**What the exercise asks:**
Collect all lines containing the word "Espace" from the data.

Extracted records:
>> begin

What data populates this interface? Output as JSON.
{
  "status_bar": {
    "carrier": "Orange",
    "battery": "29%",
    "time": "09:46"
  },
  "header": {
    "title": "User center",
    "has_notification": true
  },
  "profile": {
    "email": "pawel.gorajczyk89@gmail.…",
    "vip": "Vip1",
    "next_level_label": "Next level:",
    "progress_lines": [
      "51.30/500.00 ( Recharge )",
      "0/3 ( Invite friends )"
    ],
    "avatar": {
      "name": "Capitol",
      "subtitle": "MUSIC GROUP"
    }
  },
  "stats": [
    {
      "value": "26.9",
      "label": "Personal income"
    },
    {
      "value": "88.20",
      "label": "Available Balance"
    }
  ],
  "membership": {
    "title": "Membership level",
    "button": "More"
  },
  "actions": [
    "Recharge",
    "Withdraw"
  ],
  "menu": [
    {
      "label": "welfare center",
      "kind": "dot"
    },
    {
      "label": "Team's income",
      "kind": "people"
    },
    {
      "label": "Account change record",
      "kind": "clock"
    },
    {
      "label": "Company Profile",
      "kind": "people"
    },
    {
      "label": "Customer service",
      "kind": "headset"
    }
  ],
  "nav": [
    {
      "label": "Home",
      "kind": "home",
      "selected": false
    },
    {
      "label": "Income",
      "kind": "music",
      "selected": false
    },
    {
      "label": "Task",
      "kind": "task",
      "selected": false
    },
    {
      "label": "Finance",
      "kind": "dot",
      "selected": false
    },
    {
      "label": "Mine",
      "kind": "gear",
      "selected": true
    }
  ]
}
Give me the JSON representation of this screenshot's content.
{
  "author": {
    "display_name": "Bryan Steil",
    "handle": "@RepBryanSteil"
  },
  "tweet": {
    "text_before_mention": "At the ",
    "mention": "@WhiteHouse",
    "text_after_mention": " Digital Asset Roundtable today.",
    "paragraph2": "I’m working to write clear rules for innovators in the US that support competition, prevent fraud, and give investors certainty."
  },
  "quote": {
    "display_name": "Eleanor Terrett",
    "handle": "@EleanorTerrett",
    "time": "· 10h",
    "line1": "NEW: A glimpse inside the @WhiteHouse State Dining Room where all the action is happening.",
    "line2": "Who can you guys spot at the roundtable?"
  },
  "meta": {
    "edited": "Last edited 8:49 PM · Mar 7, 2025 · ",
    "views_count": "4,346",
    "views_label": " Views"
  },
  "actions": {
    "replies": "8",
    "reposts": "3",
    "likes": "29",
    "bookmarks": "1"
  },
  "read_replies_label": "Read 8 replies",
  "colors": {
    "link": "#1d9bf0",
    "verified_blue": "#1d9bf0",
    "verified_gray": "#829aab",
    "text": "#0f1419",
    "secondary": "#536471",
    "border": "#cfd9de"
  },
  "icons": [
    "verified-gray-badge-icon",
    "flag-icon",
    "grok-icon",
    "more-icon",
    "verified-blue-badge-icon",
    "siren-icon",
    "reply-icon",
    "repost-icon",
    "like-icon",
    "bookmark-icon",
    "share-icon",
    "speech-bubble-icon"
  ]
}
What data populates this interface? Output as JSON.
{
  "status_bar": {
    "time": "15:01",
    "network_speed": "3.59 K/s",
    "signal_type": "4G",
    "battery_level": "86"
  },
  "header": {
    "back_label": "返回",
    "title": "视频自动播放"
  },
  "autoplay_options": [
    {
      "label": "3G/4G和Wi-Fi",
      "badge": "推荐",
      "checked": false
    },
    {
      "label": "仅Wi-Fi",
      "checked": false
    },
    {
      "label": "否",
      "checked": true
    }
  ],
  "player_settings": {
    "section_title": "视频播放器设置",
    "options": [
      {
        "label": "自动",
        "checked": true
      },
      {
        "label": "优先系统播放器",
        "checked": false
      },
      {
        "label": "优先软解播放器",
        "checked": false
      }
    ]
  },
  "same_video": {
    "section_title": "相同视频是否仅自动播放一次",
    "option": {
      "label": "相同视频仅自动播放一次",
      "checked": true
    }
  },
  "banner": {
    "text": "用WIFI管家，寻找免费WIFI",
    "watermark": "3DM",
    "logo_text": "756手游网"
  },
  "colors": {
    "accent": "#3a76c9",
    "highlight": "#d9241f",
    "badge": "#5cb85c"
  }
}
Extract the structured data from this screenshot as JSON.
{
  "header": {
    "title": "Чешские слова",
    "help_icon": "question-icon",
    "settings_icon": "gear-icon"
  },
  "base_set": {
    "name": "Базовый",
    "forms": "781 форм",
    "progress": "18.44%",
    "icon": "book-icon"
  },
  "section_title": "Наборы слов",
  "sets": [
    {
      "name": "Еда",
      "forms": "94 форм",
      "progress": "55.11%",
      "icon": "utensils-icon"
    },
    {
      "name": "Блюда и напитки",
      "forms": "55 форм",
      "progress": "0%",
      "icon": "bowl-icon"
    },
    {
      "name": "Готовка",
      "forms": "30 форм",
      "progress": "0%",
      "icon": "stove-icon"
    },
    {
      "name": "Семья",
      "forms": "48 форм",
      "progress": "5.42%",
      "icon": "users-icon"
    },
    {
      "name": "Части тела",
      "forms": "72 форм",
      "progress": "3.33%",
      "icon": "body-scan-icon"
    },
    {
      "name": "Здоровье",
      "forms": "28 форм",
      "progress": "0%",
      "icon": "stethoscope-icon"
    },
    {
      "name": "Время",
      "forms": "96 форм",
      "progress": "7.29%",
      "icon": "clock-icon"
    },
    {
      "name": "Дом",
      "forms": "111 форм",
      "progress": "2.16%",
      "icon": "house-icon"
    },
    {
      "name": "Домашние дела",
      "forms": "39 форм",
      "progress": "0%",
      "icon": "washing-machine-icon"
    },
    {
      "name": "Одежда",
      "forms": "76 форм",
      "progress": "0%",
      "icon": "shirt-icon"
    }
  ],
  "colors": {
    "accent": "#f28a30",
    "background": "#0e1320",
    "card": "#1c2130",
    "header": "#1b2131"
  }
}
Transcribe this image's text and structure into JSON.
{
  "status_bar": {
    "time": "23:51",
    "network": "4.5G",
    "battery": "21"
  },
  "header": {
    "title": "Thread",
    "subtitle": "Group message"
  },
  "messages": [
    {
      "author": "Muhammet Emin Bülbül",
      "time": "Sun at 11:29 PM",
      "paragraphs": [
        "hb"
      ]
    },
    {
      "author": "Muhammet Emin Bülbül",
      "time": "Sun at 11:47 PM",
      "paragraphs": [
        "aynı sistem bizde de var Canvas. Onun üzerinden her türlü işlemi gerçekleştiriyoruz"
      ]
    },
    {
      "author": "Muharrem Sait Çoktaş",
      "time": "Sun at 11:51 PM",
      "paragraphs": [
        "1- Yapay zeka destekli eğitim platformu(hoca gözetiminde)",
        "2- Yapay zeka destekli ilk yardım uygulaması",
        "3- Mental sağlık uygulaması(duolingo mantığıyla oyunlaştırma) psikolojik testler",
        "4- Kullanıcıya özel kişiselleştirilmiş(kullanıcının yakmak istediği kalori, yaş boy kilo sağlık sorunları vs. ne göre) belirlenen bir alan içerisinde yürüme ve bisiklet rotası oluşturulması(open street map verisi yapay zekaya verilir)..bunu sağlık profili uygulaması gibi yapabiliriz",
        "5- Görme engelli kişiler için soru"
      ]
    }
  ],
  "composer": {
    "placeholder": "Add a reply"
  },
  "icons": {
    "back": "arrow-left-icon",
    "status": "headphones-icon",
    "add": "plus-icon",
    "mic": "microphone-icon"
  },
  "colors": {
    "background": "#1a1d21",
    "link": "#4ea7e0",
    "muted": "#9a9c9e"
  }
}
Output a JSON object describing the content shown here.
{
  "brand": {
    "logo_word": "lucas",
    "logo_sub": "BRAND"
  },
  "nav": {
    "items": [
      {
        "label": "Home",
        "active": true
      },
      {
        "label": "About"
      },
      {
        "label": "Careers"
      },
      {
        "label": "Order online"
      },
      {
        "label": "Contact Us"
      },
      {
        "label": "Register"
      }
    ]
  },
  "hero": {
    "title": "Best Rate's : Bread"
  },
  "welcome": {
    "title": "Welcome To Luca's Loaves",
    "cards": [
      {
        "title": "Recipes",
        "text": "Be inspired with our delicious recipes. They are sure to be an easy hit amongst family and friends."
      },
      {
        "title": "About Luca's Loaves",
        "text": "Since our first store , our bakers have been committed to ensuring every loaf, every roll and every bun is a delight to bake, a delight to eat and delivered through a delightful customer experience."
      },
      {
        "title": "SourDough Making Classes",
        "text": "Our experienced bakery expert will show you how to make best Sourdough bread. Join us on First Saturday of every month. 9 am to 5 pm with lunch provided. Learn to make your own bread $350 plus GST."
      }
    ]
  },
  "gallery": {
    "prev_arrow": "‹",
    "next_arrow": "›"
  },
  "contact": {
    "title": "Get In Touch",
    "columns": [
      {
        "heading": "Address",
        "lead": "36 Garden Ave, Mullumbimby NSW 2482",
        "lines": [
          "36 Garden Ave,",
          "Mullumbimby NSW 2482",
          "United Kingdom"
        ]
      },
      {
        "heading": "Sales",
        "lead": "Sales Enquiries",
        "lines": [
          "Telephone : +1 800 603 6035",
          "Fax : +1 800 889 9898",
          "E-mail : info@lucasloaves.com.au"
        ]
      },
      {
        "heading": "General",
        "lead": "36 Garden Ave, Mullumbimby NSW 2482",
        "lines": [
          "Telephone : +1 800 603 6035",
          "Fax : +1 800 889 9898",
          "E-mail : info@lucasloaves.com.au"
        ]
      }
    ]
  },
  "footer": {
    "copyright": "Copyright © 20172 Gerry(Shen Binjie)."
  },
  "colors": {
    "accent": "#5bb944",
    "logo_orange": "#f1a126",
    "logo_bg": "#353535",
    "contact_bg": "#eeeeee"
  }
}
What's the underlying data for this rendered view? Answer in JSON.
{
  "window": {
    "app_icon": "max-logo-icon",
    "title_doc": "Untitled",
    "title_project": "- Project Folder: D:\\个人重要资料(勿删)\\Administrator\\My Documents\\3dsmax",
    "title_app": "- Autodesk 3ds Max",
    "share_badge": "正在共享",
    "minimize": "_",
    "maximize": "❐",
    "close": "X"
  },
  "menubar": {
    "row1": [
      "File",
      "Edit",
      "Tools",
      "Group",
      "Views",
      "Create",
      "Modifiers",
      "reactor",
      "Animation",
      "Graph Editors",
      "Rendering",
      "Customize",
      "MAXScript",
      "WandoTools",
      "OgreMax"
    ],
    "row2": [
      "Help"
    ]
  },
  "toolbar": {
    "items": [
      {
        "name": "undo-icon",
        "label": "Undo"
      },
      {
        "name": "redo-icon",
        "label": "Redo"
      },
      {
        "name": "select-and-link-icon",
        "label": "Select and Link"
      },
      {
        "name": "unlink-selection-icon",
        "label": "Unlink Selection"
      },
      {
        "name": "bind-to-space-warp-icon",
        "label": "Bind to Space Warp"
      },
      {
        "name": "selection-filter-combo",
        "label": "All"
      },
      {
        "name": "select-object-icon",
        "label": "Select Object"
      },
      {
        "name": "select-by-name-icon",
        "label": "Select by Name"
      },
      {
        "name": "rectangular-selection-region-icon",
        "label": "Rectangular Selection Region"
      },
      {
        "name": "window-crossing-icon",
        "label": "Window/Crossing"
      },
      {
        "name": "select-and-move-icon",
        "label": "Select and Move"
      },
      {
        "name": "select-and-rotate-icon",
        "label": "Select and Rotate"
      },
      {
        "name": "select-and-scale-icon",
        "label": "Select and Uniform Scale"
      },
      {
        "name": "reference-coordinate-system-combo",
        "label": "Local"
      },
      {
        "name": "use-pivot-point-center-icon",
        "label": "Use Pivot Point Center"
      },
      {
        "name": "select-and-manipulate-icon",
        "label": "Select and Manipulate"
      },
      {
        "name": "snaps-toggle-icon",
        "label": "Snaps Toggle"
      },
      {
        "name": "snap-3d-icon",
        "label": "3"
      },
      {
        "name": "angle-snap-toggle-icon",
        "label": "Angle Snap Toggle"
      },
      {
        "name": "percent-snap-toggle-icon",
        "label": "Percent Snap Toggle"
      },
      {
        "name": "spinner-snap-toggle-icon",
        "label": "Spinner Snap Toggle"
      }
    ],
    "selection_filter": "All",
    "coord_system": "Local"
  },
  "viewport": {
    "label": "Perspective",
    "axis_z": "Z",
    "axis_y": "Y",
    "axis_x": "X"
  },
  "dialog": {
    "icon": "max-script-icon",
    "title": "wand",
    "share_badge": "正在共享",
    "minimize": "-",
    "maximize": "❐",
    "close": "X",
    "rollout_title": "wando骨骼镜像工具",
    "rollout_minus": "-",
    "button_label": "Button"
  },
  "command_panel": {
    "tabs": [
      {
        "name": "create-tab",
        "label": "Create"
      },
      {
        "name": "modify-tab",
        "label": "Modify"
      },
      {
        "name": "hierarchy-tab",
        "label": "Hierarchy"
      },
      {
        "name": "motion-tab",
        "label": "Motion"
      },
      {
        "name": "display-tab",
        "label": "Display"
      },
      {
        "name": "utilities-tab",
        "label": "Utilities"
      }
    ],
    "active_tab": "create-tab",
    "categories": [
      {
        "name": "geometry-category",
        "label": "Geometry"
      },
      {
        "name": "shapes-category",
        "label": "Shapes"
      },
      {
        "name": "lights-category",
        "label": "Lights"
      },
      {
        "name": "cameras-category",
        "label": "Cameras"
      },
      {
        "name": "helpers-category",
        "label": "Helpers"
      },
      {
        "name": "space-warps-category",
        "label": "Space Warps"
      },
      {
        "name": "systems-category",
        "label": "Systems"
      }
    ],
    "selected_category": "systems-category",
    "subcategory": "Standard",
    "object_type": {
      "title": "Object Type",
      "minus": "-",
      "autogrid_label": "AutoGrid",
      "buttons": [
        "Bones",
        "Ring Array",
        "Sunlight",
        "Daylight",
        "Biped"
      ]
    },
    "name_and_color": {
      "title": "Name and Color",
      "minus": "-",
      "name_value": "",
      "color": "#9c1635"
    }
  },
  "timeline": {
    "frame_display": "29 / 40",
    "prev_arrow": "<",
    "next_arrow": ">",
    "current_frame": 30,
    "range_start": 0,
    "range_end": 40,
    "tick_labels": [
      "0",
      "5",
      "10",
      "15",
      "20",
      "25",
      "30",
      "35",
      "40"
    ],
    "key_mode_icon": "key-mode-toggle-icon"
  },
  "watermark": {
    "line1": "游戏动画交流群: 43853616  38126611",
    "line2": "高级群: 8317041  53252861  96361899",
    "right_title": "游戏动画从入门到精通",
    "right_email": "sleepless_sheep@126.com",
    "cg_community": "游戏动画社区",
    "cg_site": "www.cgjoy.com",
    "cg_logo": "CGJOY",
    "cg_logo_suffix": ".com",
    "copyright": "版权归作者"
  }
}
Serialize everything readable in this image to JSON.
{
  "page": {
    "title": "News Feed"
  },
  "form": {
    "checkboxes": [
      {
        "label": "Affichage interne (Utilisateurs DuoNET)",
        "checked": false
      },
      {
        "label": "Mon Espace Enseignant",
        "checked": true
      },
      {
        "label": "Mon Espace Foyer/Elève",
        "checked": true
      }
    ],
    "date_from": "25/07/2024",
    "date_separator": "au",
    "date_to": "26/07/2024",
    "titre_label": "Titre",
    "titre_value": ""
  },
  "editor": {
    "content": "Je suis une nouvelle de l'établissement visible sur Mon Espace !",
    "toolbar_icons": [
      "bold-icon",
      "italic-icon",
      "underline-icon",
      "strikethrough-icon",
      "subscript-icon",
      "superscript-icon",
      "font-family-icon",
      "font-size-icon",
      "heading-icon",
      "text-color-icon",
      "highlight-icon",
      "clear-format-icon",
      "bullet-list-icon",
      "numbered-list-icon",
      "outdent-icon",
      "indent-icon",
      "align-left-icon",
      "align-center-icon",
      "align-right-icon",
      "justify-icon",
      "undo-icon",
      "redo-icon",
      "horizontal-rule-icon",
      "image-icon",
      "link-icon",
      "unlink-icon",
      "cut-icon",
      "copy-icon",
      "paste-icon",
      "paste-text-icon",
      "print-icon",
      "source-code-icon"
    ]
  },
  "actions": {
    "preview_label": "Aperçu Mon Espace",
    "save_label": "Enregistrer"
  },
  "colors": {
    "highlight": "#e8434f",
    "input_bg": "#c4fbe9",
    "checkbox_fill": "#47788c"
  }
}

>> end

**Result:**
        "label": "Mon Espace Enseignant",
        "label": "Mon Espace Foyer/Elève",
    "content": "Je suis une nouvelle de l'établissement visible sur Mon Espace !",
    "preview_label": "Aperçu Mon Espace",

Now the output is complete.